Direction.
Among the records below, find each line that includes the string "湖北保卫战取得决定性成果" and copy it.

Data entries
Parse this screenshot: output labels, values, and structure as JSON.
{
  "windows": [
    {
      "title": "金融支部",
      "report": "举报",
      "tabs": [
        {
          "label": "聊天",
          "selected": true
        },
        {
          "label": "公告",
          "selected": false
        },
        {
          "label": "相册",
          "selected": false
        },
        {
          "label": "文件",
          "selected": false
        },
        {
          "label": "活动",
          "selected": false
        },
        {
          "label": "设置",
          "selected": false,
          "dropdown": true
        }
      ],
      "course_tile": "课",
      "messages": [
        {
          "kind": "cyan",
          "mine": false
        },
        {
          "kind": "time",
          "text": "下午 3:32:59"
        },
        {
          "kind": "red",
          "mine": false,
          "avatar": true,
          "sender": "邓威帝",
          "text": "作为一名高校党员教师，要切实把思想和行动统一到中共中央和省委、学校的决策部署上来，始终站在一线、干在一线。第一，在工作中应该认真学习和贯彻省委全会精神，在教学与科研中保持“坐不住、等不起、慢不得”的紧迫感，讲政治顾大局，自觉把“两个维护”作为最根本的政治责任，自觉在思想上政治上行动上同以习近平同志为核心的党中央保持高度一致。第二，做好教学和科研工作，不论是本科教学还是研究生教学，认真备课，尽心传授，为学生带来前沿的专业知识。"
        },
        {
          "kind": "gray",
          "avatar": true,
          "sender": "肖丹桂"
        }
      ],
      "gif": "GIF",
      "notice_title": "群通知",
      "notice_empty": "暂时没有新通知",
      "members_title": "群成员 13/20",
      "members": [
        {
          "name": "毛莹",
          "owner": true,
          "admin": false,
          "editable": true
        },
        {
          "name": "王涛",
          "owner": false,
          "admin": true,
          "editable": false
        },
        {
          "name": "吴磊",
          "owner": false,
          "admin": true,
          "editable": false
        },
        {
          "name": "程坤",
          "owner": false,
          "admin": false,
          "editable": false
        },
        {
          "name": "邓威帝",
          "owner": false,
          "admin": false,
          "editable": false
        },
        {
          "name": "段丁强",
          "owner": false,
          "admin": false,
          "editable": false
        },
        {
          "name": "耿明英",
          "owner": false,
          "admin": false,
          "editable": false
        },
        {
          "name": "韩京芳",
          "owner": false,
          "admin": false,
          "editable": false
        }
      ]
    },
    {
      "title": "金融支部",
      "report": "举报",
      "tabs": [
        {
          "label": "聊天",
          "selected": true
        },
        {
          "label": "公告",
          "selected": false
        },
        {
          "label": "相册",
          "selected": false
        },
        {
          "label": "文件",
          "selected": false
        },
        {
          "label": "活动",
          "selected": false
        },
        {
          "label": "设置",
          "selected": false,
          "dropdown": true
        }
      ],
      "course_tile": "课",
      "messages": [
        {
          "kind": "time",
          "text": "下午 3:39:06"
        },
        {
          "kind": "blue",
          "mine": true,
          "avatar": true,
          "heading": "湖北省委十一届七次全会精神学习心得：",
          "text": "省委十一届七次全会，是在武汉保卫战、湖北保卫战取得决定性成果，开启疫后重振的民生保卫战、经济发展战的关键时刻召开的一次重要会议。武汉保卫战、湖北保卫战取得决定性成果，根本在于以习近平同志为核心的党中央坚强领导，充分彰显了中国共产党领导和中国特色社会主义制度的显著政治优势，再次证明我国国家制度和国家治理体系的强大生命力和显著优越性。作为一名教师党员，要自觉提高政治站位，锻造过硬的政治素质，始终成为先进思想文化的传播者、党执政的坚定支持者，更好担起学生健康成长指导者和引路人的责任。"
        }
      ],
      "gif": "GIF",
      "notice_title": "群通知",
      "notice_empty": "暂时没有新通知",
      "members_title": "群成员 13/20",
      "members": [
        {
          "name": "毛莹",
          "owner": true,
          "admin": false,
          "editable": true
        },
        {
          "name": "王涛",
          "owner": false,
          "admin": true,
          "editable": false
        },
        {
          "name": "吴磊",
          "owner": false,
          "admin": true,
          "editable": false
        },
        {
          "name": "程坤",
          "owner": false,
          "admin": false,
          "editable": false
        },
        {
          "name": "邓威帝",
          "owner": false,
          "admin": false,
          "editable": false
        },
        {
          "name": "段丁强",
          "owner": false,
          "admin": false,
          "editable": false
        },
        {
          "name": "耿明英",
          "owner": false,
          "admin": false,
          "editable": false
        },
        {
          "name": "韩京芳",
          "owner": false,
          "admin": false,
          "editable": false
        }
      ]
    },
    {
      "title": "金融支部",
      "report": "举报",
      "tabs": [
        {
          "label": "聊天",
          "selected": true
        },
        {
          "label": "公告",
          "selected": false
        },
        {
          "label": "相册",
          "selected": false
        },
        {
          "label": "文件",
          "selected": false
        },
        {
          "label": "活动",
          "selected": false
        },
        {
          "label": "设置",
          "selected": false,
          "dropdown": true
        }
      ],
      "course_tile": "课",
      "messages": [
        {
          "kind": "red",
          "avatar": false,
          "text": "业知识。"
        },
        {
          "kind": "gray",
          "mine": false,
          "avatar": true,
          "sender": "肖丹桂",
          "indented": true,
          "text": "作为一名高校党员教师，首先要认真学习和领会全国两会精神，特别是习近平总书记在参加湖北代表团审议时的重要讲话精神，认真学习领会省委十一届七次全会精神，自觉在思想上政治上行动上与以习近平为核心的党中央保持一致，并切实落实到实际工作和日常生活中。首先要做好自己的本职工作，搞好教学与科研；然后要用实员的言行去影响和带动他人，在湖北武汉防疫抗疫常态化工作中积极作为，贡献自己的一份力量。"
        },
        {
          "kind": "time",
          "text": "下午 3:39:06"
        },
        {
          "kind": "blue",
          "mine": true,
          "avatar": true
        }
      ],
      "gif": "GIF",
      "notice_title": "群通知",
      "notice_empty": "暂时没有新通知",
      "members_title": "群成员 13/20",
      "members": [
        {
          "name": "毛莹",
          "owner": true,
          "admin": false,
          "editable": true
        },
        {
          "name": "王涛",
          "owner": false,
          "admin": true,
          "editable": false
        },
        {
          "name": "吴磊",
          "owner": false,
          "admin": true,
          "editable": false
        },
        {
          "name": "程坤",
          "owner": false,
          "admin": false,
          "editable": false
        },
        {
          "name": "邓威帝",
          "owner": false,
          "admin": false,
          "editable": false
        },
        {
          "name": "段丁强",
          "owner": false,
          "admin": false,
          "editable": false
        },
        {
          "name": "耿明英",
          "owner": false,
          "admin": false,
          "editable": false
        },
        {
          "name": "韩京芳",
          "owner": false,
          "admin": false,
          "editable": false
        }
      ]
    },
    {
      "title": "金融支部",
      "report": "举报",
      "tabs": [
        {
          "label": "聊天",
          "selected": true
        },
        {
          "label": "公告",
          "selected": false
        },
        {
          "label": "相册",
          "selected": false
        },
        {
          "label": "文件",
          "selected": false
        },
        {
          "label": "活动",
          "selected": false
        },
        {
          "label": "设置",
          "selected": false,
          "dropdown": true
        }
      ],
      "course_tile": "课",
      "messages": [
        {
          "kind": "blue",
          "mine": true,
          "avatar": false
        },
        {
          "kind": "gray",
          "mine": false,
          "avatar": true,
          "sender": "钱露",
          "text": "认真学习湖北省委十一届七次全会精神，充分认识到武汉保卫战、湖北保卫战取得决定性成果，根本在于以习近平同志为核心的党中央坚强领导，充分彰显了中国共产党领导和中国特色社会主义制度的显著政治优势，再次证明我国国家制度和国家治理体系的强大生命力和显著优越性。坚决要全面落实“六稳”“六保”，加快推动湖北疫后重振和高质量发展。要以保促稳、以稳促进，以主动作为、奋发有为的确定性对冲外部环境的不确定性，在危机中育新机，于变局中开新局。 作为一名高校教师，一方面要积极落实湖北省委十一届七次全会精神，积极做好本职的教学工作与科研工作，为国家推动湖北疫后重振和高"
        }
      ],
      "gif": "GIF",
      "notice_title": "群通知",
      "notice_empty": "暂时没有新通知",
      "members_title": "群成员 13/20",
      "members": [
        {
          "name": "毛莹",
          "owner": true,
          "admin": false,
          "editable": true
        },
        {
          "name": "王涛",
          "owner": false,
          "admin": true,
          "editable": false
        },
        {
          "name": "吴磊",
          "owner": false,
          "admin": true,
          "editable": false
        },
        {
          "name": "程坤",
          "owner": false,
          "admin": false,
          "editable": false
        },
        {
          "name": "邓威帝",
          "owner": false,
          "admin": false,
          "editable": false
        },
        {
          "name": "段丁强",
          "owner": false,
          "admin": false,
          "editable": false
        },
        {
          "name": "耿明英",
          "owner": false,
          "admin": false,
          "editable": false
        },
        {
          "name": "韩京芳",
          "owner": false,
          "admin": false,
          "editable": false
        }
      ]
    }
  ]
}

The answer.
          "text": "省委十一届七次全会，是在武汉保卫战、湖北保卫战取得决定性成果，开启疫后重振的民生保卫战、经济发展战的关键时刻召开的一次重要会议。武汉保卫战、湖北保卫战取得决定性成果，根本在于以习近平同志为核心的党中央坚强领导，充分彰显了中国共产党领导和中国特色社会主义制度的显著政治优势，再次证明我国国家制度和国家治理体系的强大生命力和显著优越性。作为一名教师党员，要自觉提高政治站位，锻造过硬的政治素质，始终成为先进思想文化的传播者、党执政的坚定支持者，更好担起学生健康成长指导者和引路人的责任。"
          "text": "认真学习湖北省委十一届七次全会精神，充分认识到武汉保卫战、湖北保卫战取得决定性成果，根本在于以习近平同志为核心的党中央坚强领导，充分彰显了中国共产党领导和中国特色社会主义制度的显著政治优势，再次证明我国国家制度和国家治理体系的强大生命力和显著优越性。坚决要全面落实“六稳”“六保”，加快推动湖北疫后重振和高质量发展。要以保促稳、以稳促进，以主动作为、奋发有为的确定性对冲外部环境的不确定性，在危机中育新机，于变局中开新局。 作为一名高校教师，一方面要积极落实湖北省委十一届七次全会精神，积极做好本职的教学工作与科研工作，为国家推动湖北疫后重振和高"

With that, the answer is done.